#### Direction:
Omit all images, then return the remaining material exactly as it stands.

#### Material for this task:

★ ★ ★ ★ ★

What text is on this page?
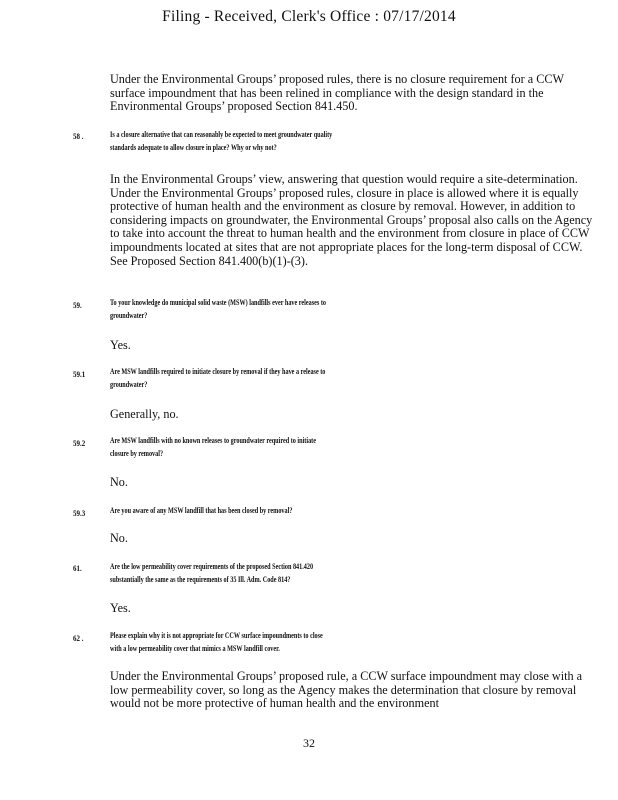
Filing - Received, Clerk's Office : 07/17/2014
Under the Environmental Groups’ proposed rules, there is no closure requirement for a CCW surface impoundment that has been relined in compliance with the design standard in the Environmental Groups’ proposed Section 841.450.
58 .	Is a closure alternative that can reasonably be expected to meet groundwater quality
standards adequate to allow closure in place? Why or why not?
In the Environmental Groups’ view, answering that question would require a site-determination. Under the Environmental Groups’ proposed rules, closure in place is allowed where it is equally protective of human health and the environment as closure by removal. However, in addition to considering impacts on groundwater, the Environmental Groups’ proposal also calls on the Agency to take into account the threat to human health and the environment from closure in place of CCW impoundments located at sites that are not appropriate places for the long-term disposal of CCW. See Proposed Section 841.400(b)(1)-(3).
59.	To your knowledge do municipal solid waste (MSW) landfills ever have releases to
groundwater?
Yes.
59.1	Are MSW landfills required to initiate closure by removal if they have a release to
groundwater?
Generally, no.
59.2	Are MSW landfills with no known releases to groundwater required to initiate
closure by removal?
No.
59.3	Are you aware of any MSW landfill that has been closed by removal?
No.
61.	Are the low permeability cover requirements of the proposed Section 841.420
substantially the same as the requirements of 35 Ill. Adm. Code 814?
Yes.
62 .	Please explain why it is not appropriate for CCW surface impoundments to close
with a low permeability cover that mimics a MSW landfill cover.
Under the Environmental Groups’ proposed rule, a CCW surface impoundment may close with a low permeability cover, so long as the Agency makes the determination that closure by removal would not be more protective of human health and the environment
32
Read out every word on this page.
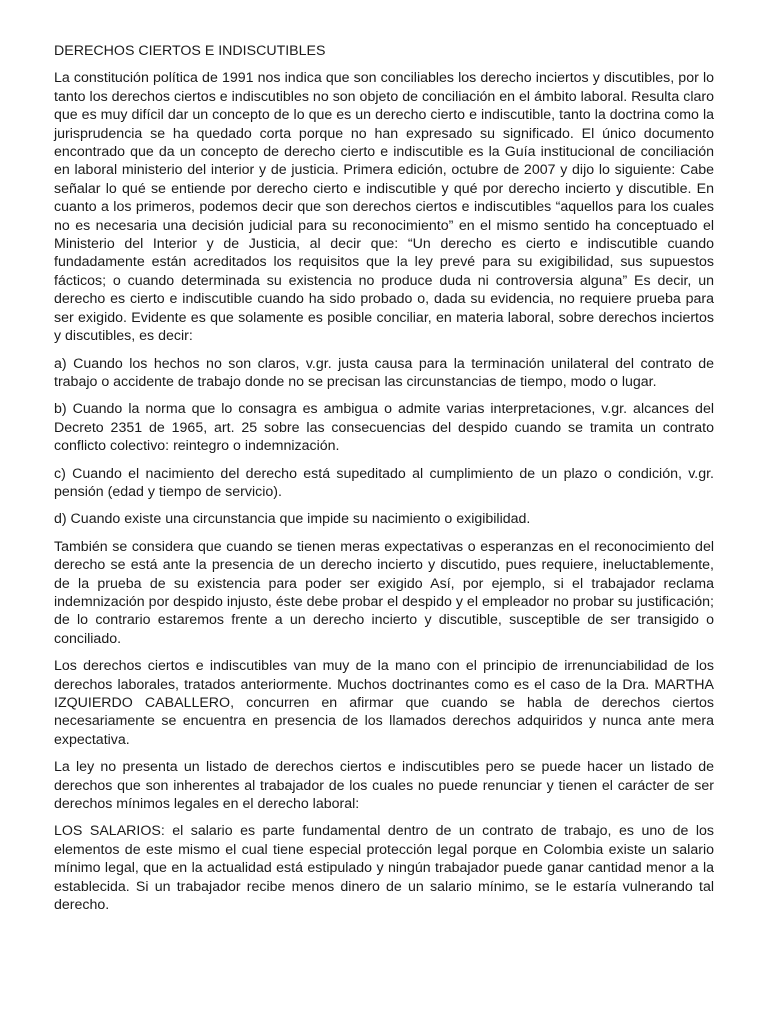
DERECHOS CIERTOS E INDISCUTIBLES

La constitución política de 1991 nos indica que son conciliables los derecho inciertos y discutibles, por lo tanto los derechos ciertos e indiscutibles no son objeto de conciliación en el ámbito laboral. Resulta claro que es muy difícil dar un concepto de lo que es un derecho cierto e indiscutible, tanto la doctrina como la jurisprudencia se ha quedado corta porque no han expresado su significado. El único documento encontrado que da un concepto de derecho cierto e indiscutible es la Guía institucional de conciliación en laboral ministerio del interior y de justicia. Primera edición, octubre de 2007 y dijo lo siguiente: Cabe señalar lo qué se entiende por derecho cierto e indiscutible y qué por derecho incierto y discutible. En cuanto a los primeros, podemos decir que son derechos ciertos e indiscutibles “aquellos para los cuales no es necesaria una decisión judicial para su reconocimiento” en el mismo sentido ha conceptuado el Ministerio del Interior y de Justicia, al decir que: “Un derecho es cierto e indiscutible cuando fundadamente están acreditados los requisitos que la ley prevé para su exigibilidad, sus supuestos fácticos; o cuando determinada su existencia no produce duda ni controversia alguna” Es decir, un derecho es cierto e indiscutible cuando ha sido probado o, dada su evidencia, no requiere prueba para ser exigido. Evidente es que solamente es posible conciliar, en materia laboral, sobre derechos inciertos y discutibles, es decir:

a) Cuando los hechos no son claros, v.gr. justa causa para la terminación unilateral del contrato de trabajo o accidente de trabajo donde no se precisan las circunstancias de tiempo, modo o lugar.

b) Cuando la norma que lo consagra es ambigua o admite varias interpretaciones, v.gr. alcances del Decreto 2351 de 1965, art. 25 sobre las consecuencias del despido cuando se tramita un contrato conflicto colectivo: reintegro o indemnización.

c) Cuando el nacimiento del derecho está supeditado al cumplimiento de un plazo o condición, v.gr. pensión (edad y tiempo de servicio).

d) Cuando existe una circunstancia que impide su nacimiento o exigibilidad.

También se considera que cuando se tienen meras expectativas o esperanzas en el reconocimiento del derecho se está ante la presencia de un derecho incierto y discutido, pues requiere, ineluctablemente, de la prueba de su existencia para poder ser exigido Así, por ejemplo, si el trabajador reclama indemnización por despido injusto, éste debe probar el despido y el empleador no probar su justificación; de lo contrario estaremos frente a un derecho incierto y discutible, susceptible de ser transigido o conciliado.

Los derechos ciertos e indiscutibles van muy de la mano con el principio de irrenunciabilidad de los derechos laborales, tratados anteriormente. Muchos doctrinantes como es el caso de la Dra. MARTHA IZQUIERDO CABALLERO, concurren en afirmar que cuando se habla de derechos ciertos necesariamente se encuentra en presencia de los llamados derechos adquiridos y nunca ante mera expectativa.

La ley no presenta un listado de derechos ciertos e indiscutibles pero se puede hacer un listado de derechos que son inherentes al trabajador de los cuales no puede renunciar y tienen el carácter de ser derechos mínimos legales en el derecho laboral:

LOS SALARIOS: el salario es parte fundamental dentro de un contrato de trabajo, es uno de los elementos de este mismo el cual tiene especial protección legal porque en Colombia existe un salario mínimo legal, que en la actualidad está estipulado y ningún trabajador puede ganar cantidad menor a la establecida. Si un trabajador recibe menos dinero de un salario mínimo, se le estaría vulnerando tal derecho.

★ ★ ★ ★ ★

#### Expected answer:
What text is on this page?
Filing - Received, Clerk's Office : 07/17/2014
Under the Environmental Groups’ proposed rules, there is no closure requirement for a CCW surface impoundment that has been relined in compliance with the design standard in the Environmental Groups’ proposed Section 841.450.
58 .	Is a closure alternative that can reasonably be expected to meet groundwater quality
standards adequate to allow closure in place? Why or why not?
In the Environmental Groups’ view, answering that question would require a site-determination. Under the Environmental Groups’ proposed rules, closure in place is allowed where it is equally protective of human health and the environment as closure by removal. However, in addition to considering impacts on groundwater, the Environmental Groups’ proposal also calls on the Agency to take into account the threat to human health and the environment from closure in place of CCW impoundments located at sites that are not appropriate places for the long-term disposal of CCW. See Proposed Section 841.400(b)(1)-(3).
59.	To your knowledge do municipal solid waste (MSW) landfills ever have releases to
groundwater?
Yes.
59.1	Are MSW landfills required to initiate closure by removal if they have a release to
groundwater?
Generally, no.
59.2	Are MSW landfills with no known releases to groundwater required to initiate
closure by removal?
No.
59.3	Are you aware of any MSW landfill that has been closed by removal?
No.
61.	Are the low permeability cover requirements of the proposed Section 841.420
substantially the same as the requirements of 35 Ill. Adm. Code 814?
Yes.
62 .	Please explain why it is not appropriate for CCW surface impoundments to close
with a low permeability cover that mimics a MSW landfill cover.
Under the Environmental Groups’ proposed rule, a CCW surface impoundment may close with a low permeability cover, so long as the Agency makes the determination that closure by removal would not be more protective of human health and the environment
32
Read out every word on this page.
DERECHOS CIERTOS E INDISCUTIBLES

La constitución política de 1991 nos indica que son conciliables los derecho inciertos y discutibles, por lo tanto los derechos ciertos e indiscutibles no son objeto de conciliación en el ámbito laboral. Resulta claro que es muy difícil dar un concepto de lo que es un derecho cierto e indiscutible, tanto la doctrina como la jurisprudencia se ha quedado corta porque no han expresado su significado. El único documento encontrado que da un concepto de derecho cierto e indiscutible es la Guía institucional de conciliación en laboral ministerio del interior y de justicia. Primera edición, octubre de 2007 y dijo lo siguiente: Cabe señalar lo qué se entiende por derecho cierto e indiscutible y qué por derecho incierto y discutible. En cuanto a los primeros, podemos decir que son derechos ciertos e indiscutibles “aquellos para los cuales no es necesaria una decisión judicial para su reconocimiento” en el mismo sentido ha conceptuado el Ministerio del Interior y de Justicia, al decir que: “Un derecho es cierto e indiscutible cuando fundadamente están acreditados los requisitos que la ley prevé para su exigibilidad, sus supuestos fácticos; o cuando determinada su existencia no produce duda ni controversia alguna” Es decir, un derecho es cierto e indiscutible cuando ha sido probado o, dada su evidencia, no requiere prueba para ser exigido. Evidente es que solamente es posible conciliar, en materia laboral, sobre derechos inciertos y discutibles, es decir:

a) Cuando los hechos no son claros, v.gr. justa causa para la terminación unilateral del contrato de trabajo o accidente de trabajo donde no se precisan las circunstancias de tiempo, modo o lugar.

b) Cuando la norma que lo consagra es ambigua o admite varias interpretaciones, v.gr. alcances del Decreto 2351 de 1965, art. 25 sobre las consecuencias del despido cuando se tramita un contrato conflicto colectivo: reintegro o indemnización.

c) Cuando el nacimiento del derecho está supeditado al cumplimiento de un plazo o condición, v.gr. pensión (edad y tiempo de servicio).

d) Cuando existe una circunstancia que impide su nacimiento o exigibilidad.

También se considera que cuando se tienen meras expectativas o esperanzas en el reconocimiento del derecho se está ante la presencia de un derecho incierto y discutido, pues requiere, ineluctablemente, de la prueba de su existencia para poder ser exigido Así, por ejemplo, si el trabajador reclama indemnización por despido injusto, éste debe probar el despido y el empleador no probar su justificación; de lo contrario estaremos frente a un derecho incierto y discutible, susceptible de ser transigido o conciliado.

Los derechos ciertos e indiscutibles van muy de la mano con el principio de irrenunciabilidad de los derechos laborales, tratados anteriormente. Muchos doctrinantes como es el caso de la Dra. MARTHA IZQUIERDO CABALLERO, concurren en afirmar que cuando se habla de derechos ciertos necesariamente se encuentra en presencia de los llamados derechos adquiridos y nunca ante mera expectativa.

La ley no presenta un listado de derechos ciertos e indiscutibles pero se puede hacer un listado de derechos que son inherentes al trabajador de los cuales no puede renunciar y tienen el carácter de ser derechos mínimos legales en el derecho laboral:

LOS SALARIOS: el salario es parte fundamental dentro de un contrato de trabajo, es uno de los elementos de este mismo el cual tiene especial protección legal porque en Colombia existe un salario mínimo legal, que en la actualidad está estipulado y ningún trabajador puede ganar cantidad menor a la establecida. Si un trabajador recibe menos dinero de un salario mínimo, se le estaría vulnerando tal derecho.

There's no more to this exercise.